• [INPUT MATERIAL]:
·····

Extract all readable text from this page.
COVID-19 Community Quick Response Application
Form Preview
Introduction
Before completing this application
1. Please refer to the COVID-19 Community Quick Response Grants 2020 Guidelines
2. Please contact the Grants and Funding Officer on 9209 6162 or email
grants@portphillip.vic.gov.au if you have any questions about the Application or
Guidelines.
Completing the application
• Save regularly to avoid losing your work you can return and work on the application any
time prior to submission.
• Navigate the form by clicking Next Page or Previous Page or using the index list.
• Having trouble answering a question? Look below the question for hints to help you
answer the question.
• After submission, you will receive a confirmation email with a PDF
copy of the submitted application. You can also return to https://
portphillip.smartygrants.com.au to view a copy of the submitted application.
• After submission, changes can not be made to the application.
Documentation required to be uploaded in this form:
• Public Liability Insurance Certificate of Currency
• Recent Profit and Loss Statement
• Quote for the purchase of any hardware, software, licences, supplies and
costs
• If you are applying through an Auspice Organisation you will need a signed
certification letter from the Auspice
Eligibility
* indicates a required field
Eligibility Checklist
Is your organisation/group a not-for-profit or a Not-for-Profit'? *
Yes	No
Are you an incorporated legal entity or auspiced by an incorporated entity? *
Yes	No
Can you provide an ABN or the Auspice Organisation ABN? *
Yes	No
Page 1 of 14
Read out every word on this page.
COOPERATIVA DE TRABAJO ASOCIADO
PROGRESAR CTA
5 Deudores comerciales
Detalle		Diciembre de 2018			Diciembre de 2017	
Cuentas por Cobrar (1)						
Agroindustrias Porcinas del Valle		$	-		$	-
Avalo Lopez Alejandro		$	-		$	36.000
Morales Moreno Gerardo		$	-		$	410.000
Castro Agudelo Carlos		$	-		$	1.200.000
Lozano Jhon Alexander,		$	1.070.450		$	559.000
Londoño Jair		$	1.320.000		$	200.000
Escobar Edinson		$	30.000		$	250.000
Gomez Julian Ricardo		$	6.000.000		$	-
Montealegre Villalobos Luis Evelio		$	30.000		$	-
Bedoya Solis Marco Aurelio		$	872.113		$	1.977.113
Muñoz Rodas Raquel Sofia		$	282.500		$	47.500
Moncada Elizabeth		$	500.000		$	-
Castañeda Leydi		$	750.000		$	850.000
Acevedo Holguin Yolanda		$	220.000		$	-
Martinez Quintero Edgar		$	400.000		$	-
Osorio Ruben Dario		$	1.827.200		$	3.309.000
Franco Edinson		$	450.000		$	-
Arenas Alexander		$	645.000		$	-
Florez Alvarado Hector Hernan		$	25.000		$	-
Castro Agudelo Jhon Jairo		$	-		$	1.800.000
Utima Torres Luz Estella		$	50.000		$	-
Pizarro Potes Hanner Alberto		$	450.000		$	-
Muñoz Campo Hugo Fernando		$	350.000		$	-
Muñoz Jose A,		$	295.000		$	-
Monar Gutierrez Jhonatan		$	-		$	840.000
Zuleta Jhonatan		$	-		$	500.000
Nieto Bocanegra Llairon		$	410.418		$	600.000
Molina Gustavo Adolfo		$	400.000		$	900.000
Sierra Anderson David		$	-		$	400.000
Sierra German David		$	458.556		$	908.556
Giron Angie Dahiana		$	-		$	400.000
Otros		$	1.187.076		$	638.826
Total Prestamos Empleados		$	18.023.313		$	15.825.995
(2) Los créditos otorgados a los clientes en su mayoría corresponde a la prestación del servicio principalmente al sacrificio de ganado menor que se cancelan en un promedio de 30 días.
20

·····

• [DIRECTION]: Retype all of the entries precisely as they are.

• [FULL SOLUTION]:
Extract all readable text from this page.
COVID-19 Community Quick Response Application
Form Preview
Introduction
Before completing this application
1. Please refer to the COVID-19 Community Quick Response Grants 2020 Guidelines
2. Please contact the Grants and Funding Officer on 9209 6162 or email
grants@portphillip.vic.gov.au if you have any questions about the Application or
Guidelines.
Completing the application
• Save regularly to avoid losing your work you can return and work on the application any
time prior to submission.
• Navigate the form by clicking Next Page or Previous Page or using the index list.
• Having trouble answering a question? Look below the question for hints to help you
answer the question.
• After submission, you will receive a confirmation email with a PDF
copy of the submitted application. You can also return to https://
portphillip.smartygrants.com.au to view a copy of the submitted application.
• After submission, changes can not be made to the application.
Documentation required to be uploaded in this form:
• Public Liability Insurance Certificate of Currency
• Recent Profit and Loss Statement
• Quote for the purchase of any hardware, software, licences, supplies and
costs
• If you are applying through an Auspice Organisation you will need a signed
certification letter from the Auspice
Eligibility
* indicates a required field
Eligibility Checklist
Is your organisation/group a not-for-profit or a Not-for-Profit'? *
Yes	No
Are you an incorporated legal entity or auspiced by an incorporated entity? *
Yes	No
Can you provide an ABN or the Auspice Organisation ABN? *
Yes	No
Page 1 of 14
Read out every word on this page.
COOPERATIVA DE TRABAJO ASOCIADO
PROGRESAR CTA
5 Deudores comerciales
Detalle		Diciembre de 2018			Diciembre de 2017	
Cuentas por Cobrar (1)						
Agroindustrias Porcinas del Valle		$	-		$	-
Avalo Lopez Alejandro		$	-		$	36.000
Morales Moreno Gerardo		$	-		$	410.000
Castro Agudelo Carlos		$	-		$	1.200.000
Lozano Jhon Alexander,		$	1.070.450		$	559.000
Londoño Jair		$	1.320.000		$	200.000
Escobar Edinson		$	30.000		$	250.000
Gomez Julian Ricardo		$	6.000.000		$	-
Montealegre Villalobos Luis Evelio		$	30.000		$	-
Bedoya Solis Marco Aurelio		$	872.113		$	1.977.113
Muñoz Rodas Raquel Sofia		$	282.500		$	47.500
Moncada Elizabeth		$	500.000		$	-
Castañeda Leydi		$	750.000		$	850.000
Acevedo Holguin Yolanda		$	220.000		$	-
Martinez Quintero Edgar		$	400.000		$	-
Osorio Ruben Dario		$	1.827.200		$	3.309.000
Franco Edinson		$	450.000		$	-
Arenas Alexander		$	645.000		$	-
Florez Alvarado Hector Hernan		$	25.000		$	-
Castro Agudelo Jhon Jairo		$	-		$	1.800.000
Utima Torres Luz Estella		$	50.000		$	-
Pizarro Potes Hanner Alberto		$	450.000		$	-
Muñoz Campo Hugo Fernando		$	350.000		$	-
Muñoz Jose A,		$	295.000		$	-
Monar Gutierrez Jhonatan		$	-		$	840.000
Zuleta Jhonatan		$	-		$	500.000
Nieto Bocanegra Llairon		$	410.418		$	600.000
Molina Gustavo Adolfo		$	400.000		$	900.000
Sierra Anderson David		$	-		$	400.000
Sierra German David		$	458.556		$	908.556
Giron Angie Dahiana		$	-		$	400.000
Otros		$	1.187.076		$	638.826
Total Prestamos Empleados		$	18.023.313		$	15.825.995
(2) Los créditos otorgados a los clientes en su mayoría corresponde a la prestación del servicio principalmente al sacrificio de ganado menor que se cancelan en un promedio de 30 días.
20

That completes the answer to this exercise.